### STATED GOAL
Copy out all the records below, putting "pressure-volume-curve" wherever "pv-curve" appears and leaving everything else unchanged.

- - - -

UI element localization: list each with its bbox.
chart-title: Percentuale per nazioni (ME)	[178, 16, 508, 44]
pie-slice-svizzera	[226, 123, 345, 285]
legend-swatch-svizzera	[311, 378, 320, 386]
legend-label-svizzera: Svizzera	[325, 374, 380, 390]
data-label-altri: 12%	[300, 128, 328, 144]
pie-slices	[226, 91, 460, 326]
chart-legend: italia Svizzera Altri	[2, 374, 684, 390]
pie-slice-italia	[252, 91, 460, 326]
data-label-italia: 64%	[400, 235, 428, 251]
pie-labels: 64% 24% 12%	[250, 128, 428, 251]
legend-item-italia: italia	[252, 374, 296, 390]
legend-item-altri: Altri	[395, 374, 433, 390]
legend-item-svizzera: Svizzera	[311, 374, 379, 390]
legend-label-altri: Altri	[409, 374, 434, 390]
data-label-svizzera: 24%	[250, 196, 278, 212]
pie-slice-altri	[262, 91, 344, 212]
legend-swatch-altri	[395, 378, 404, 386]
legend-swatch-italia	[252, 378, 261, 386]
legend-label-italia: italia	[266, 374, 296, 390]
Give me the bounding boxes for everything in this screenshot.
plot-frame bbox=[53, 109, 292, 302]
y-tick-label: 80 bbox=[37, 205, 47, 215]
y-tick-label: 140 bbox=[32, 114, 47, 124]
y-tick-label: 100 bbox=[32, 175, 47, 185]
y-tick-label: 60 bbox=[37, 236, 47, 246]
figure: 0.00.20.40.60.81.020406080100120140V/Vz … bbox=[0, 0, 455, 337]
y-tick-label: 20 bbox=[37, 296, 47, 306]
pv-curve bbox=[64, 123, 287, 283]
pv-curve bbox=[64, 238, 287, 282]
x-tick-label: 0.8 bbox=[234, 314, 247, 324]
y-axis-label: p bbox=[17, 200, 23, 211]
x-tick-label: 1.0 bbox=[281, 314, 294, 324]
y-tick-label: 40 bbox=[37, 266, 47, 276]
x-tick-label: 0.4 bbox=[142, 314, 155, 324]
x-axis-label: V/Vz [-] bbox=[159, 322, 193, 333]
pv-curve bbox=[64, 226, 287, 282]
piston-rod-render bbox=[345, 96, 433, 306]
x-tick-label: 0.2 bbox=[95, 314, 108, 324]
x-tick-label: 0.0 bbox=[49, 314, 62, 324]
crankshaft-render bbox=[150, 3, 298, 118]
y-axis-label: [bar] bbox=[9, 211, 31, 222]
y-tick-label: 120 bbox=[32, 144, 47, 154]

- - - -

### COMPLETE ANSWER
UI element localization: list each with its bbox.
chart-title: Percentuale per nazioni (ME)	[178, 16, 508, 44]
pie-slice-svizzera	[226, 123, 345, 285]
legend-swatch-svizzera	[311, 378, 320, 386]
legend-label-svizzera: Svizzera	[325, 374, 380, 390]
data-label-altri: 12%	[300, 128, 328, 144]
pie-slices	[226, 91, 460, 326]
chart-legend: italia Svizzera Altri	[2, 374, 684, 390]
pie-slice-italia	[252, 91, 460, 326]
data-label-italia: 64%	[400, 235, 428, 251]
pie-labels: 64% 24% 12%	[250, 128, 428, 251]
legend-item-italia: italia	[252, 374, 296, 390]
legend-item-altri: Altri	[395, 374, 433, 390]
legend-item-svizzera: Svizzera	[311, 374, 379, 390]
legend-label-altri: Altri	[409, 374, 434, 390]
data-label-svizzera: 24%	[250, 196, 278, 212]
pie-slice-altri	[262, 91, 344, 212]
legend-swatch-altri	[395, 378, 404, 386]
legend-swatch-italia	[252, 378, 261, 386]
legend-label-italia: italia	[266, 374, 296, 390]
Give me the bounding boxes for everything in this screenshot.
plot-frame bbox=[53, 109, 292, 302]
y-tick-label: 80 bbox=[37, 205, 47, 215]
y-tick-label: 140 bbox=[32, 114, 47, 124]
y-tick-label: 100 bbox=[32, 175, 47, 185]
y-tick-label: 60 bbox=[37, 236, 47, 246]
figure: 0.00.20.40.60.81.020406080100120140V/Vz … bbox=[0, 0, 455, 337]
y-tick-label: 20 bbox=[37, 296, 47, 306]
pressure-volume-curve bbox=[64, 123, 287, 283]
pressure-volume-curve bbox=[64, 238, 287, 282]
x-tick-label: 0.8 bbox=[234, 314, 247, 324]
y-axis-label: p bbox=[17, 200, 23, 211]
x-tick-label: 1.0 bbox=[281, 314, 294, 324]
y-tick-label: 40 bbox=[37, 266, 47, 276]
x-tick-label: 0.4 bbox=[142, 314, 155, 324]
x-axis-label: V/Vz [-] bbox=[159, 322, 193, 333]
pressure-volume-curve bbox=[64, 226, 287, 282]
piston-rod-render bbox=[345, 96, 433, 306]
x-tick-label: 0.2 bbox=[95, 314, 108, 324]
x-tick-label: 0.0 bbox=[49, 314, 62, 324]
crankshaft-render bbox=[150, 3, 298, 118]
y-axis-label: [bar] bbox=[9, 211, 31, 222]
y-tick-label: 120 bbox=[32, 144, 47, 154]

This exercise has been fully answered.